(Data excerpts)
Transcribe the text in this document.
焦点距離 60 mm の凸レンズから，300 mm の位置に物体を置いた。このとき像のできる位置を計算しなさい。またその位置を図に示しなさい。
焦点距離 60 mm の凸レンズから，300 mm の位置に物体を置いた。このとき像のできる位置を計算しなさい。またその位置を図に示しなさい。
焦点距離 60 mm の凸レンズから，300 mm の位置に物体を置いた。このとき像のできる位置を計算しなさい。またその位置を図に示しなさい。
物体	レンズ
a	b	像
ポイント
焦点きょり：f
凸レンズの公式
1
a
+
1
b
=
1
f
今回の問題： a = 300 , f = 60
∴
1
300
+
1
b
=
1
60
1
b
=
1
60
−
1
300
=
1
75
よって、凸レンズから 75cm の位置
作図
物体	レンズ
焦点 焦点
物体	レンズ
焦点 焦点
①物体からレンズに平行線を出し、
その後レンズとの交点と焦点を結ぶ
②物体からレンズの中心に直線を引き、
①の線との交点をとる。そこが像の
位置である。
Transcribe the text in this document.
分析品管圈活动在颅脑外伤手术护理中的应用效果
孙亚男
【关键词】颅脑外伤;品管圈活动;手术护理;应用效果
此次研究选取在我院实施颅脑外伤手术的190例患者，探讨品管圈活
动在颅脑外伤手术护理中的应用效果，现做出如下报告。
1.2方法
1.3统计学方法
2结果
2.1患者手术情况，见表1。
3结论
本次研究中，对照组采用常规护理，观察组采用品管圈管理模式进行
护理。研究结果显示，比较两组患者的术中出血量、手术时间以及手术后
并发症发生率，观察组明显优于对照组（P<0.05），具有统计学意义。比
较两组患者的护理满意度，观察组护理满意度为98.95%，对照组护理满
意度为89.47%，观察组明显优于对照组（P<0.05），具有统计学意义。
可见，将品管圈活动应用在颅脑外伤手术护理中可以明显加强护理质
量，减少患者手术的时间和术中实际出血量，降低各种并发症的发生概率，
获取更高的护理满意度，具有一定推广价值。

### [WHAT IS ASKED]
Transcribe the full listing above without leaving anything out.

### [EXERCISE RESULT]
Transcribe the text in this document.
焦点距離 60 mm の凸レンズから，300 mm の位置に物体を置いた。このとき像のできる位置を計算しなさい。またその位置を図に示しなさい。
焦点距離 60 mm の凸レンズから，300 mm の位置に物体を置いた。このとき像のできる位置を計算しなさい。またその位置を図に示しなさい。
焦点距離 60 mm の凸レンズから，300 mm の位置に物体を置いた。このとき像のできる位置を計算しなさい。またその位置を図に示しなさい。
物体	レンズ
a	b	像
ポイント
焦点きょり：f
凸レンズの公式
1
a
+
1
b
=
1
f
今回の問題： a = 300 , f = 60
∴
1
300
+
1
b
=
1
60
1
b
=
1
60
−
1
300
=
1
75
よって、凸レンズから 75cm の位置
作図
物体	レンズ
焦点 焦点
物体	レンズ
焦点 焦点
①物体からレンズに平行線を出し、
その後レンズとの交点と焦点を結ぶ
②物体からレンズの中心に直線を引き、
①の線との交点をとる。そこが像の
位置である。
Transcribe the text in this document.
分析品管圈活动在颅脑外伤手术护理中的应用效果
孙亚男
【关键词】颅脑外伤;品管圈活动;手术护理;应用效果
此次研究选取在我院实施颅脑外伤手术的190例患者，探讨品管圈活
动在颅脑外伤手术护理中的应用效果，现做出如下报告。
1.2方法
1.3统计学方法
2结果
2.1患者手术情况，见表1。
3结论
本次研究中，对照组采用常规护理，观察组采用品管圈管理模式进行
护理。研究结果显示，比较两组患者的术中出血量、手术时间以及手术后
并发症发生率，观察组明显优于对照组（P<0.05），具有统计学意义。比
较两组患者的护理满意度，观察组护理满意度为98.95%，对照组护理满
意度为89.47%，观察组明显优于对照组（P<0.05），具有统计学意义。
可见，将品管圈活动应用在颅脑外伤手术护理中可以明显加强护理质
量，减少患者手术的时间和术中实际出血量，降低各种并发症的发生概率，
获取更高的护理满意度，具有一定推广价值。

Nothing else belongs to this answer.